» Given task
Beneath this sentence is a set of records; write each of them out exactly.

» Collected data entries
=======

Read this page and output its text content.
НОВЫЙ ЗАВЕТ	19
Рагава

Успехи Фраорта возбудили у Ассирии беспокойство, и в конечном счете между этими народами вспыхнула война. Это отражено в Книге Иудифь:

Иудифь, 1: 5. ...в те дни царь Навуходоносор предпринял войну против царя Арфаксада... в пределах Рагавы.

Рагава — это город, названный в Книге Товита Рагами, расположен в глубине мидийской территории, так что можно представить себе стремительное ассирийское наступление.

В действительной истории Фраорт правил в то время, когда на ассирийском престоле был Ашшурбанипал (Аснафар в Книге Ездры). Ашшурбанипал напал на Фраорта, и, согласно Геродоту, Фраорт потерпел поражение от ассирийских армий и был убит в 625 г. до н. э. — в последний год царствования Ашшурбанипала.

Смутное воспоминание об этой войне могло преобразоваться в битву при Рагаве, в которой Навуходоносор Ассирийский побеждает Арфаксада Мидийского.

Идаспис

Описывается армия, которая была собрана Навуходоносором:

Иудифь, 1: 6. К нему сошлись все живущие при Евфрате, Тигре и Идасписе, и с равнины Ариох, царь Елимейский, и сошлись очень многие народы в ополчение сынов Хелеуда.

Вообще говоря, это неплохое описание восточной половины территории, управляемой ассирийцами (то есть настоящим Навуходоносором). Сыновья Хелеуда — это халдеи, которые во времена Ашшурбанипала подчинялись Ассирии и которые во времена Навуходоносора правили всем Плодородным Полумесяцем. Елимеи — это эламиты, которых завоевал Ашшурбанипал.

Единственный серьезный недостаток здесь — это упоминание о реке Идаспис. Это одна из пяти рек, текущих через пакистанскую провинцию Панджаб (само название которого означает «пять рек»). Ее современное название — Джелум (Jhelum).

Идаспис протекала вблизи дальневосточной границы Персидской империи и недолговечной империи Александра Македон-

=======

» Solution
Read this page and output its text content.
НОВЫЙ ЗАВЕТ	19
Рагава

Успехи Фраорта возбудили у Ассирии беспокойство, и в конечном счете между этими народами вспыхнула война. Это отражено в Книге Иудифь:

Иудифь, 1: 5. ...в те дни царь Навуходоносор предпринял войну против царя Арфаксада... в пределах Рагавы.

Рагава — это город, названный в Книге Товита Рагами, расположен в глубине мидийской территории, так что можно представить себе стремительное ассирийское наступление.

В действительной истории Фраорт правил в то время, когда на ассирийском престоле был Ашшурбанипал (Аснафар в Книге Ездры). Ашшурбанипал напал на Фраорта, и, согласно Геродоту, Фраорт потерпел поражение от ассирийских армий и был убит в 625 г. до н. э. — в последний год царствования Ашшурбанипала.

Смутное воспоминание об этой войне могло преобразоваться в битву при Рагаве, в которой Навуходоносор Ассирийский побеждает Арфаксада Мидийского.

Идаспис

Описывается армия, которая была собрана Навуходоносором:

Иудифь, 1: 6. К нему сошлись все живущие при Евфрате, Тигре и Идасписе, и с равнины Ариох, царь Елимейский, и сошлись очень многие народы в ополчение сынов Хелеуда.

Вообще говоря, это неплохое описание восточной половины территории, управляемой ассирийцами (то есть настоящим Навуходоносором). Сыновья Хелеуда — это халдеи, которые во времена Ашшурбанипала подчинялись Ассирии и которые во времена Навуходоносора правили всем Плодородным Полумесяцем. Елимеи — это эламиты, которых завоевал Ашшурбанипал.

Единственный серьезный недостаток здесь — это упоминание о реке Идаспис. Это одна из пяти рек, текущих через пакистанскую провинцию Панджаб (само название которого означает «пять рек»). Ее современное название — Джелум (Jhelum).

Идаспис протекала вблизи дальневосточной границы Персидской империи и недолговечной империи Александра Македон-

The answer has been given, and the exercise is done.